Entries supplied -
** start **

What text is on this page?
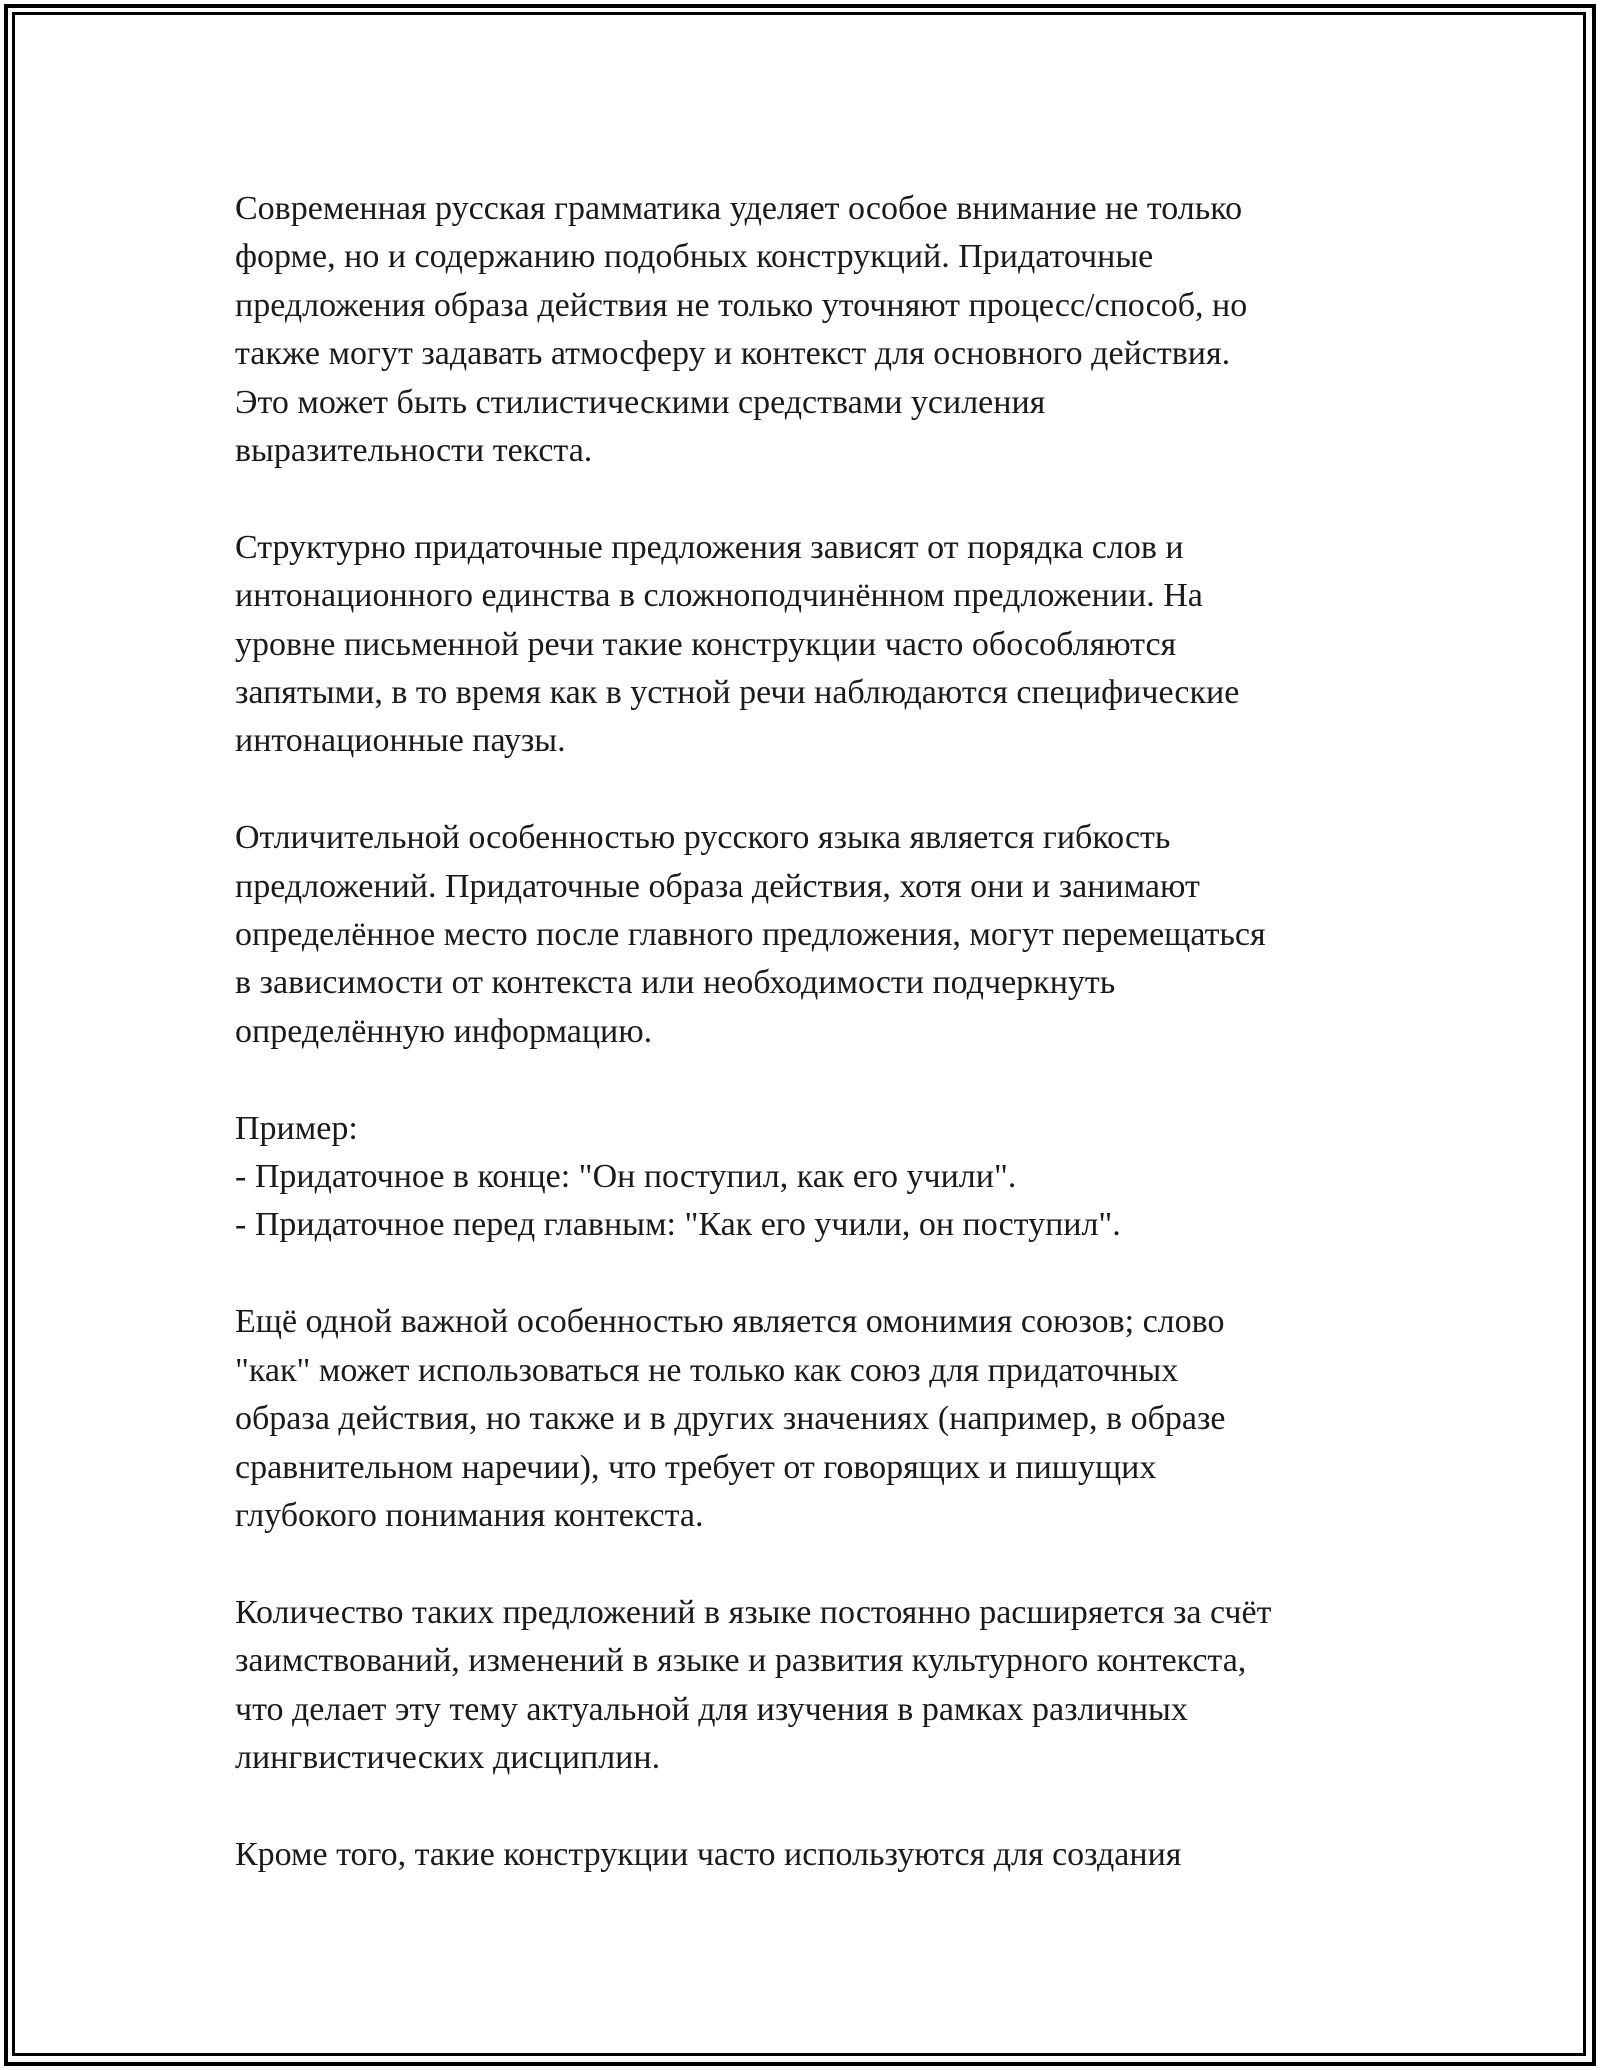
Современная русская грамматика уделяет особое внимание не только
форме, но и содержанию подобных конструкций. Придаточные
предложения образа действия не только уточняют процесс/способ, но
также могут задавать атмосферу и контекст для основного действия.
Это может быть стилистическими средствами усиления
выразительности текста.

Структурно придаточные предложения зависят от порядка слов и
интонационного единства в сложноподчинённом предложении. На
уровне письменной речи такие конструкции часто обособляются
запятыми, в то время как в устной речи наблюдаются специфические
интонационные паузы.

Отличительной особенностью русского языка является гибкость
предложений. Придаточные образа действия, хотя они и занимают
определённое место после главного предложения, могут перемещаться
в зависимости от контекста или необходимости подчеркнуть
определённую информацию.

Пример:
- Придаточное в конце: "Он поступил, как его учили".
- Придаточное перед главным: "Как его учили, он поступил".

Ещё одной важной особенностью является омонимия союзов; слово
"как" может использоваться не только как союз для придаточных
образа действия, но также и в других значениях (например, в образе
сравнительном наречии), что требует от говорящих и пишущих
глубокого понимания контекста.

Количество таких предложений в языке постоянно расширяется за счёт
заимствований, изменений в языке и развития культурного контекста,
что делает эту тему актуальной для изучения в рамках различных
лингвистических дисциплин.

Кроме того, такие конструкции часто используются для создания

** end **

What the exercise asks - Identify each line in the entries with the word "предложений" and copy it.

Solution to the exercise -
предложений. Придаточные образа действия, хотя они и занимают
Количество таких предложений в языке постоянно расширяется за счёт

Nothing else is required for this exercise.